++++ Record list ++++

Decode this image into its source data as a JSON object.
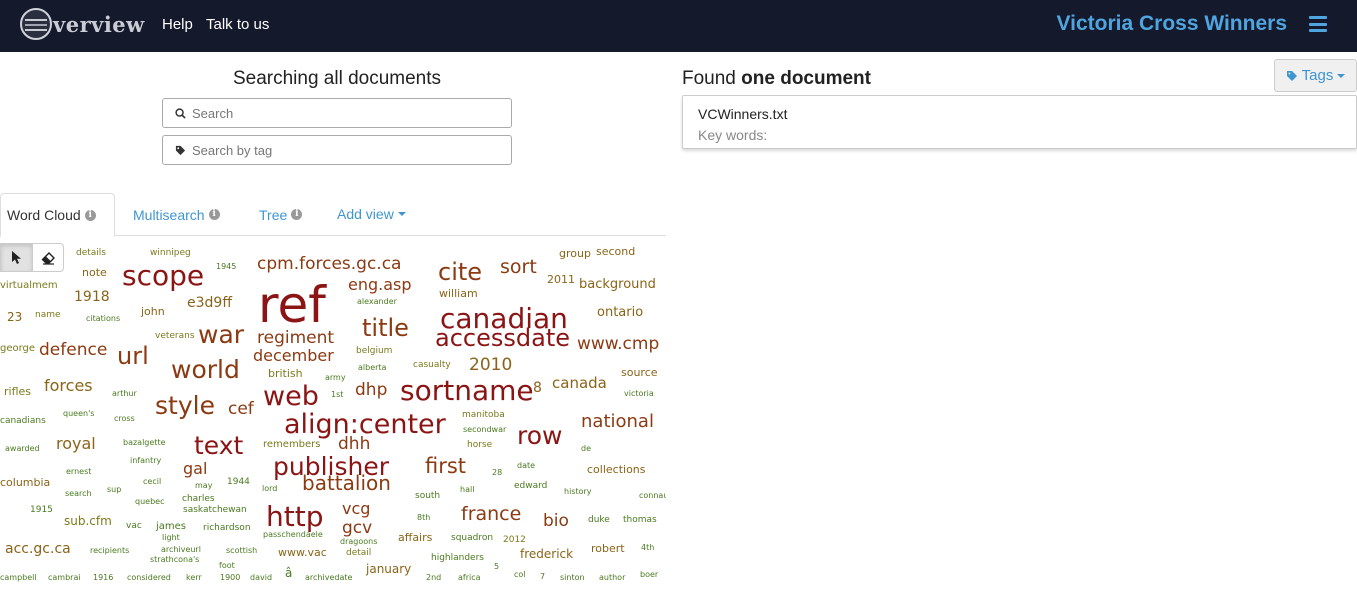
{
  "header": {
    "logo_text": "verview",
    "nav": [
      "Help",
      "Talk to us"
    ],
    "project_title": "Victoria Cross Winners",
    "colors": {
      "background": "#14192b",
      "accent": "#4fa5df"
    }
  },
  "search": {
    "title": "Searching all documents",
    "search_placeholder": "Search",
    "tag_placeholder": "Search by tag"
  },
  "tabs": [
    {
      "label": "Word Cloud",
      "active": true
    },
    {
      "label": "Multisearch",
      "active": false
    },
    {
      "label": "Tree",
      "active": false
    },
    {
      "label": "Add view",
      "active": false
    }
  ],
  "toolbar": {
    "icons": [
      "pointer-icon",
      "eraser-icon"
    ]
  },
  "word_cloud": [
    {
      "t": "ref",
      "s": 3,
      "c": "c0"
    },
    {
      "t": "scope",
      "s": 2,
      "c": "c0"
    },
    {
      "t": "canadian",
      "s": 2,
      "c": "c0"
    },
    {
      "t": "align:center",
      "s": 2,
      "c": "c0"
    },
    {
      "t": "accessdate",
      "s": 2,
      "c": "c0"
    },
    {
      "t": "sortname",
      "s": 2,
      "c": "c0"
    },
    {
      "t": "publisher",
      "s": 2,
      "c": "c0"
    },
    {
      "t": "web",
      "s": 2,
      "c": "c0"
    },
    {
      "t": "http",
      "s": 2,
      "c": "c0"
    },
    {
      "t": "text",
      "s": 2,
      "c": "c0"
    },
    {
      "t": "world",
      "s": 2,
      "c": "c1"
    },
    {
      "t": "style",
      "s": 2,
      "c": "c1"
    },
    {
      "t": "war",
      "s": 2,
      "c": "c1"
    },
    {
      "t": "title",
      "s": 2,
      "c": "c1"
    },
    {
      "t": "row",
      "s": 2,
      "c": "c0"
    },
    {
      "t": "cite",
      "s": 2,
      "c": "c1"
    },
    {
      "t": "url",
      "s": 2,
      "c": "c1"
    },
    {
      "t": "battalion",
      "s": 2,
      "c": "c1"
    },
    {
      "t": "first",
      "s": 2,
      "c": "c1"
    },
    {
      "t": "france",
      "s": 1,
      "c": "c1"
    },
    {
      "t": "national",
      "s": 1,
      "c": "c1"
    },
    {
      "t": "www.cmp",
      "s": 1,
      "c": "c1"
    },
    {
      "t": "sort",
      "s": 1,
      "c": "c1"
    },
    {
      "t": "cpm.forces.gc.ca",
      "s": 1,
      "c": "c1"
    },
    {
      "t": "eng.asp",
      "s": 1,
      "c": "c1"
    },
    {
      "t": "regiment",
      "s": 1,
      "c": "c1"
    },
    {
      "t": "december",
      "s": 1,
      "c": "c1"
    },
    {
      "t": "defence",
      "s": 1,
      "c": "c1"
    },
    {
      "t": "forces",
      "s": 1,
      "c": "c2"
    },
    {
      "t": "royal",
      "s": 1,
      "c": "c2"
    },
    {
      "t": "gal",
      "s": 1,
      "c": "c1"
    },
    {
      "t": "cef",
      "s": 1,
      "c": "c1"
    },
    {
      "t": "dhp",
      "s": 1,
      "c": "c1"
    },
    {
      "t": "dhh",
      "s": 1,
      "c": "c1"
    },
    {
      "t": "gcv",
      "s": 1,
      "c": "c1"
    },
    {
      "t": "vcg",
      "s": 1,
      "c": "c1"
    },
    {
      "t": "bio",
      "s": 1,
      "c": "c1"
    },
    {
      "t": "2010",
      "s": 1,
      "c": "c2"
    },
    {
      "t": "canada",
      "s": 1,
      "c": "c2"
    },
    {
      "t": "e3d9ff",
      "s": 1,
      "c": "c2"
    },
    {
      "t": "1918",
      "s": 1,
      "c": "c2"
    },
    {
      "t": "background",
      "s": 1,
      "c": "c2"
    },
    {
      "t": "ontario",
      "s": 1,
      "c": "c2"
    },
    {
      "t": "acc.gc.ca",
      "s": 1,
      "c": "c2"
    },
    {
      "t": "sub.cfm",
      "s": 1,
      "c": "c3"
    },
    {
      "t": "columbia",
      "s": 1,
      "c": "c2"
    },
    {
      "t": "collections",
      "s": 1,
      "c": "c2"
    },
    {
      "t": "frederick",
      "s": 1,
      "c": "c2"
    },
    {
      "t": "robert",
      "s": 1,
      "c": "c2"
    },
    {
      "t": "january",
      "s": 1,
      "c": "c2"
    },
    {
      "t": "www.vac",
      "s": 1,
      "c": "c2"
    },
    {
      "t": "affairs",
      "s": 1,
      "c": "c2"
    },
    {
      "t": "8",
      "s": 1,
      "c": "c2"
    },
    {
      "t": "23",
      "s": 1,
      "c": "c2"
    },
    {
      "t": "john",
      "s": 1,
      "c": "c2"
    },
    {
      "t": "william",
      "s": 1,
      "c": "c2"
    },
    {
      "t": "2011",
      "s": 1,
      "c": "c2"
    },
    {
      "t": "group",
      "s": 1,
      "c": "c2"
    },
    {
      "t": "second",
      "s": 1,
      "c": "c2"
    },
    {
      "t": "source",
      "s": 1,
      "c": "c2"
    },
    {
      "t": "note",
      "s": 1,
      "c": "c2"
    },
    {
      "t": "rifles",
      "s": 1,
      "c": "c3"
    },
    {
      "t": "details",
      "s": 1,
      "c": "c3"
    },
    {
      "t": "winnipeg",
      "s": 1,
      "c": "c3"
    },
    {
      "t": "1945",
      "s": 1,
      "c": "c4"
    },
    {
      "t": "virtualmem",
      "s": 1,
      "c": "c3"
    },
    {
      "t": "name",
      "s": 1,
      "c": "c3"
    },
    {
      "t": "citations",
      "s": 1,
      "c": "c4"
    },
    {
      "t": "veterans",
      "s": 1,
      "c": "c3"
    },
    {
      "t": "george",
      "s": 1,
      "c": "c3"
    },
    {
      "t": "alexander",
      "s": 1,
      "c": "c4"
    },
    {
      "t": "belgium",
      "s": 1,
      "c": "c3"
    },
    {
      "t": "casualty",
      "s": 1,
      "c": "c3"
    },
    {
      "t": "alberta",
      "s": 1,
      "c": "c4"
    },
    {
      "t": "army",
      "s": 1,
      "c": "c4"
    },
    {
      "t": "british",
      "s": 1,
      "c": "c3"
    },
    {
      "t": "1st",
      "s": 1,
      "c": "c4"
    },
    {
      "t": "arthur",
      "s": 1,
      "c": "c4"
    },
    {
      "t": "canadians",
      "s": 1,
      "c": "c4"
    },
    {
      "t": "queen's",
      "s": 1,
      "c": "c4"
    },
    {
      "t": "cross",
      "s": 1,
      "c": "c4"
    },
    {
      "t": "manitoba",
      "s": 1,
      "c": "c3"
    },
    {
      "t": "secondwar",
      "s": 1,
      "c": "c4"
    },
    {
      "t": "victoria",
      "s": 1,
      "c": "c4"
    },
    {
      "t": "horse",
      "s": 1,
      "c": "c3"
    },
    {
      "t": "de",
      "s": 1,
      "c": "c4"
    },
    {
      "t": "awarded",
      "s": 1,
      "c": "c4"
    },
    {
      "t": "bazalgette",
      "s": 1,
      "c": "c4"
    },
    {
      "t": "remembers",
      "s": 1,
      "c": "c3"
    },
    {
      "t": "infantry",
      "s": 1,
      "c": "c4"
    },
    {
      "t": "date",
      "s": 1,
      "c": "c4"
    },
    {
      "t": "ernest",
      "s": 1,
      "c": "c4"
    },
    {
      "t": "28",
      "s": 1,
      "c": "c4"
    },
    {
      "t": "cecil",
      "s": 1,
      "c": "c4"
    },
    {
      "t": "1944",
      "s": 1,
      "c": "c4"
    },
    {
      "t": "may",
      "s": 1,
      "c": "c4"
    },
    {
      "t": "lord",
      "s": 1,
      "c": "c4"
    },
    {
      "t": "hall",
      "s": 1,
      "c": "c4"
    },
    {
      "t": "edward",
      "s": 1,
      "c": "c4"
    },
    {
      "t": "history",
      "s": 1,
      "c": "c4"
    },
    {
      "t": "connaught's",
      "s": 1,
      "c": "c4"
    },
    {
      "t": "search",
      "s": 1,
      "c": "c4"
    },
    {
      "t": "sup",
      "s": 1,
      "c": "c4"
    },
    {
      "t": "charles",
      "s": 1,
      "c": "c4"
    },
    {
      "t": "south",
      "s": 1,
      "c": "c4"
    },
    {
      "t": "quebec",
      "s": 1,
      "c": "c4"
    },
    {
      "t": "saskatchewan",
      "s": 1,
      "c": "c4"
    },
    {
      "t": "1915",
      "s": 1,
      "c": "c4"
    },
    {
      "t": "8th",
      "s": 1,
      "c": "c4"
    },
    {
      "t": "duke",
      "s": 1,
      "c": "c4"
    },
    {
      "t": "thomas",
      "s": 1,
      "c": "c4"
    },
    {
      "t": "vac",
      "s": 1,
      "c": "c4"
    },
    {
      "t": "james",
      "s": 1,
      "c": "c4"
    },
    {
      "t": "richardson",
      "s": 1,
      "c": "c4"
    },
    {
      "t": "light",
      "s": 1,
      "c": "c4"
    },
    {
      "t": "detail",
      "s": 1,
      "c": "c3"
    },
    {
      "t": "2012",
      "s": 1,
      "c": "c3"
    },
    {
      "t": "4th",
      "s": 1,
      "c": "c4"
    },
    {
      "t": "recipients",
      "s": 1,
      "c": "c4"
    },
    {
      "t": "archiveurl",
      "s": 1,
      "c": "c4"
    },
    {
      "t": "scottish",
      "s": 1,
      "c": "c4"
    },
    {
      "t": "passchendaele",
      "s": 1,
      "c": "c4"
    },
    {
      "t": "dragoons",
      "s": 1,
      "c": "c4"
    },
    {
      "t": "squadron",
      "s": 1,
      "c": "c4"
    },
    {
      "t": "strathcona's",
      "s": 1,
      "c": "c4"
    },
    {
      "t": "foot",
      "s": 1,
      "c": "c4"
    },
    {
      "t": "highlanders",
      "s": 1,
      "c": "c4"
    },
    {
      "t": "5",
      "s": 1,
      "c": "c4"
    },
    {
      "t": "campbell",
      "s": 1,
      "c": "c4"
    },
    {
      "t": "cambrai",
      "s": 1,
      "c": "c4"
    },
    {
      "t": "1916",
      "s": 1,
      "c": "c4"
    },
    {
      "t": "considered",
      "s": 1,
      "c": "c4"
    },
    {
      "t": "kerr",
      "s": 1,
      "c": "c4"
    },
    {
      "t": "1900",
      "s": 1,
      "c": "c4"
    },
    {
      "t": "david",
      "s": 1,
      "c": "c4"
    },
    {
      "t": "â",
      "s": 1,
      "c": "c4"
    },
    {
      "t": "archivedate",
      "s": 1,
      "c": "c4"
    },
    {
      "t": "2nd",
      "s": 1,
      "c": "c4"
    },
    {
      "t": "africa",
      "s": 1,
      "c": "c4"
    },
    {
      "t": "col",
      "s": 1,
      "c": "c4"
    },
    {
      "t": "7",
      "s": 1,
      "c": "c4"
    },
    {
      "t": "sinton",
      "s": 1,
      "c": "c4"
    },
    {
      "t": "author",
      "s": 1,
      "c": "c4"
    },
    {
      "t": "boer",
      "s": 1,
      "c": "c4"
    }
  ],
  "cloud_colors": {
    "c0": "#8b1414",
    "c1": "#8b3a12",
    "c2": "#8a6418",
    "c3": "#7b7a1c",
    "c4": "#4a7a20"
  },
  "results": {
    "found_prefix": "Found ",
    "found_count": "one document",
    "tags_label": "Tags",
    "documents": [
      {
        "title": "VCWinners.txt",
        "keywords": "Key words:"
      }
    ]
  }
}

++++

Find each line with the string "source" and copy it out.

Decode this image into its source data as a JSON object.
      "t": "source",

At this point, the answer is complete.